►

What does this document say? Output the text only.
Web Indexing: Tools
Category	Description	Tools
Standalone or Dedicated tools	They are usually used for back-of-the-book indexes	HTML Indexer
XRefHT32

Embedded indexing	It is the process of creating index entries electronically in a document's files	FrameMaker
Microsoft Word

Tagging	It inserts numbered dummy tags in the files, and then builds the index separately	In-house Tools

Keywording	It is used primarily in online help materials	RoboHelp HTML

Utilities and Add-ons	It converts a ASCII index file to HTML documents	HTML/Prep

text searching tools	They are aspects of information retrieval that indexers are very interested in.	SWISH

◄
►

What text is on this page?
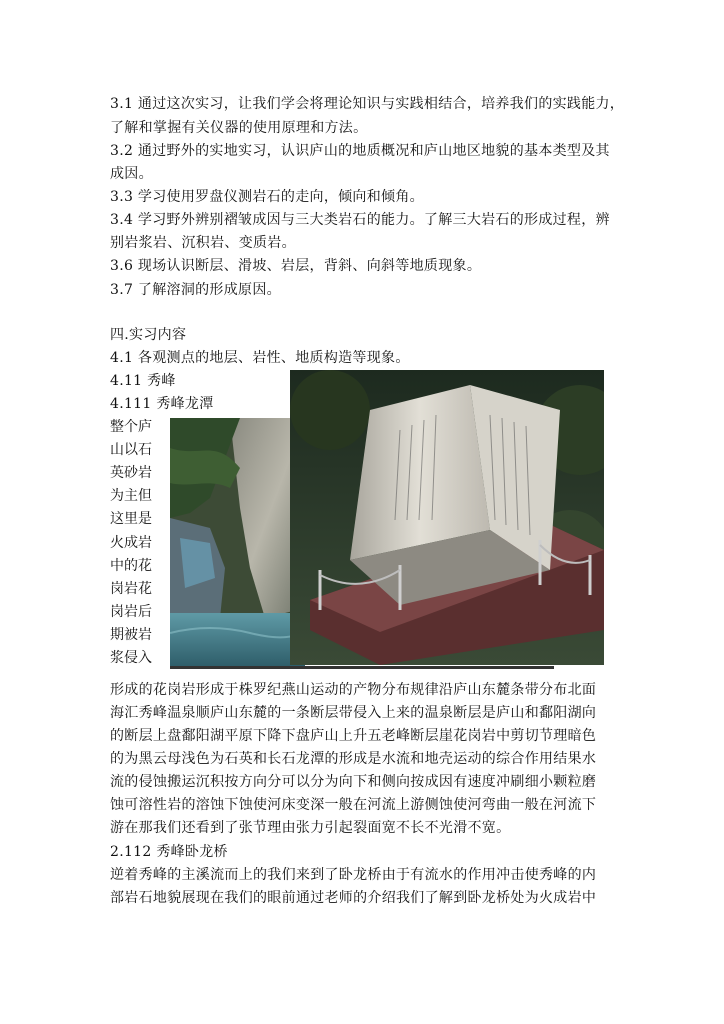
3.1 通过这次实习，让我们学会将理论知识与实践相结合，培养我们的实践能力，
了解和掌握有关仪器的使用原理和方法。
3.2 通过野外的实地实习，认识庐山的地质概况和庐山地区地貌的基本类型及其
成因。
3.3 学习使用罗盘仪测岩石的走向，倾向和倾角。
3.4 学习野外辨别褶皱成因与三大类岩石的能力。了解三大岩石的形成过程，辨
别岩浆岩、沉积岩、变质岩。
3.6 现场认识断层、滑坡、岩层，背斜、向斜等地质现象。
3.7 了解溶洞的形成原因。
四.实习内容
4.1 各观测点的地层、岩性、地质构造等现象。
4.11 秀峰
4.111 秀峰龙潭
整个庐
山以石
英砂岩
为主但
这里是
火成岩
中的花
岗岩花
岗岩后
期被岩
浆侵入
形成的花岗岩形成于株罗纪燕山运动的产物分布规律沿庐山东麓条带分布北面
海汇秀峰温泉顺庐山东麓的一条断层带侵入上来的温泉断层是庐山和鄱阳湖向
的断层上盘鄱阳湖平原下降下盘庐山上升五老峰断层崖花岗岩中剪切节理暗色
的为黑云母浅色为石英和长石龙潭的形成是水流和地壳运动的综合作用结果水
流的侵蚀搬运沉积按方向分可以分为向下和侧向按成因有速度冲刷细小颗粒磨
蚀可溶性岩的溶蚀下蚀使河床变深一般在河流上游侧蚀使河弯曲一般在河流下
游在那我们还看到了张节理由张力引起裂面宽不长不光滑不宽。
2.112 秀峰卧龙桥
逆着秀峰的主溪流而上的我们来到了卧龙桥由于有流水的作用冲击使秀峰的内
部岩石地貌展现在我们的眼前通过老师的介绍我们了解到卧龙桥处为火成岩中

◄

Objective
Report back each line of the entries that holds the string "HTML".

Correct result
Standalone or Dedicated tools	They are usually used for back-of-the-book indexes	HTML Indexer
Keywording	It is used primarily in online help materials	RoboHelp HTML
Utilities and Add-ons	It converts a ASCII index file to HTML documents	HTML/Prep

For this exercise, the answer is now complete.